Gather each line of the items below that contains the string "Alumni", and list those lines.

(A run of items)
────
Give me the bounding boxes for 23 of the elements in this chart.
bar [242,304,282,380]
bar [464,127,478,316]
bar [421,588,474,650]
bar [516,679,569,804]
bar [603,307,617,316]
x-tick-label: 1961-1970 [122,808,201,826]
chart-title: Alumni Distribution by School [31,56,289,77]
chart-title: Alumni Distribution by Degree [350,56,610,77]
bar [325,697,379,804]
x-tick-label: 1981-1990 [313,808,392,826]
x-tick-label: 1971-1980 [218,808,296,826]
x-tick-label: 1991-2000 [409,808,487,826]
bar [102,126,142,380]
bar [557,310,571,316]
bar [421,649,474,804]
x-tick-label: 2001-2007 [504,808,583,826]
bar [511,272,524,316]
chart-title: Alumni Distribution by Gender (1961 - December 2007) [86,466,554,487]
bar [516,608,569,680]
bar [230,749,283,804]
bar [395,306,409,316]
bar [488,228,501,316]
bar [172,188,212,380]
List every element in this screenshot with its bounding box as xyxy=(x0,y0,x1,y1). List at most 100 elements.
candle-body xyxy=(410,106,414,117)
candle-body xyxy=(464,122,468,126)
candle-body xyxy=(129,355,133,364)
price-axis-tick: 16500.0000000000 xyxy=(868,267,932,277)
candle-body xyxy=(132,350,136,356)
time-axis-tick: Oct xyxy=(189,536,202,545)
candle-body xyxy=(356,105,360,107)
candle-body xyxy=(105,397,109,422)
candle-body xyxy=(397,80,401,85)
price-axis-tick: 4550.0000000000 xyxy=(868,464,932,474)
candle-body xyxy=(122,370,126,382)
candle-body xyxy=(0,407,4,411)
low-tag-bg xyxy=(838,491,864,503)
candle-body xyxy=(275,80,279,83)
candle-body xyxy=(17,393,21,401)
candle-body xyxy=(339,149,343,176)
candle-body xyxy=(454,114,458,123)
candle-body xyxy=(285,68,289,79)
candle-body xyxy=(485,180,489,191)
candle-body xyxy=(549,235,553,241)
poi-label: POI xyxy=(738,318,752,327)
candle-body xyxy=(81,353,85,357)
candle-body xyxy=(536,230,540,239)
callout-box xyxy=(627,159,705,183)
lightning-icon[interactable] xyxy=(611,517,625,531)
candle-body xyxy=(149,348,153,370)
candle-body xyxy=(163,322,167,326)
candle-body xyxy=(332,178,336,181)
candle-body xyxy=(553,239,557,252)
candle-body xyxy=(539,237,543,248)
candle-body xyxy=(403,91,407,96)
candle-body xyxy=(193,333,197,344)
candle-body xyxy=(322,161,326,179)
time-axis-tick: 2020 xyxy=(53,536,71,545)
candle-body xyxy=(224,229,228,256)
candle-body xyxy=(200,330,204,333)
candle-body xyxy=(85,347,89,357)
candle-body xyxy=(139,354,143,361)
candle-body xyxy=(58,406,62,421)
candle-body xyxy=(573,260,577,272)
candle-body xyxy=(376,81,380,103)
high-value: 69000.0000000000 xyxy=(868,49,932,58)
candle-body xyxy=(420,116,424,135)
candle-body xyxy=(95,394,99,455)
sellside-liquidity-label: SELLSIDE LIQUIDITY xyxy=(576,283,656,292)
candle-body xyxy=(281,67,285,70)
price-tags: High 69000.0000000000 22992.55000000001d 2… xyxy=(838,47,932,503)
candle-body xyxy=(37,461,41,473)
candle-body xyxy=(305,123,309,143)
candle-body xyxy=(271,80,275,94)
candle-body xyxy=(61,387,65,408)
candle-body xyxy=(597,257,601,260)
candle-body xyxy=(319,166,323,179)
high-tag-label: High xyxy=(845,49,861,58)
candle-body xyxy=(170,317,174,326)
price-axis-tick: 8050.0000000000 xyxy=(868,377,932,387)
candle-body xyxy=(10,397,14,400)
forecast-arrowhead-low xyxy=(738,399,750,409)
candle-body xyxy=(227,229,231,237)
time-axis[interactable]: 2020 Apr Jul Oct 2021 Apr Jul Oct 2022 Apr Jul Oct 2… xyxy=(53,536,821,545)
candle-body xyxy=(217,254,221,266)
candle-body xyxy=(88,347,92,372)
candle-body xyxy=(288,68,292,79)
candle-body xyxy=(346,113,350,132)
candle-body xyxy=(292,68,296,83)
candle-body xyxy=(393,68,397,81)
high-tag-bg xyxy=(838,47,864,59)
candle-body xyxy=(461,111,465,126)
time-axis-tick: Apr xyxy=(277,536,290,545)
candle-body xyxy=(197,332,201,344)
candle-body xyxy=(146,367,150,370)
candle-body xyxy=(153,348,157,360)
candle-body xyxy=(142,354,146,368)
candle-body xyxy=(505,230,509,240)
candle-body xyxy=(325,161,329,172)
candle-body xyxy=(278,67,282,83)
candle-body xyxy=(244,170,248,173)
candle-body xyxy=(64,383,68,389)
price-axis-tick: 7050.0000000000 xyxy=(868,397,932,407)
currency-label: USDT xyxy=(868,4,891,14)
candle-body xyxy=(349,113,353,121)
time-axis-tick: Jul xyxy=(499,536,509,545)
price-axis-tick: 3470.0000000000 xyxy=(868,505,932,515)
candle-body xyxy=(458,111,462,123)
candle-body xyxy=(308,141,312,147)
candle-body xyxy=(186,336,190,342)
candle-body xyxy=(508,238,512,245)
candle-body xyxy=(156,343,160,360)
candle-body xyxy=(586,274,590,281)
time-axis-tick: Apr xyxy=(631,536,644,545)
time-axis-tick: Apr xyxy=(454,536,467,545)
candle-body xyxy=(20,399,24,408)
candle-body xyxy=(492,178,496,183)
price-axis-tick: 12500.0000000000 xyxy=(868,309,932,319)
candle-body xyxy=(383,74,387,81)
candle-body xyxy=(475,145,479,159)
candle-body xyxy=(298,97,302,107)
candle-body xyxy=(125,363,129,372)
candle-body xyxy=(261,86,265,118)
────
#### Exercise answer:
chart-title: Alumni Distribution by School [31,56,289,77]
chart-title: Alumni Distribution by Degree [350,56,610,77]
chart-title: Alumni Distribution by Gender (1961 - December 2007) [86,466,554,487]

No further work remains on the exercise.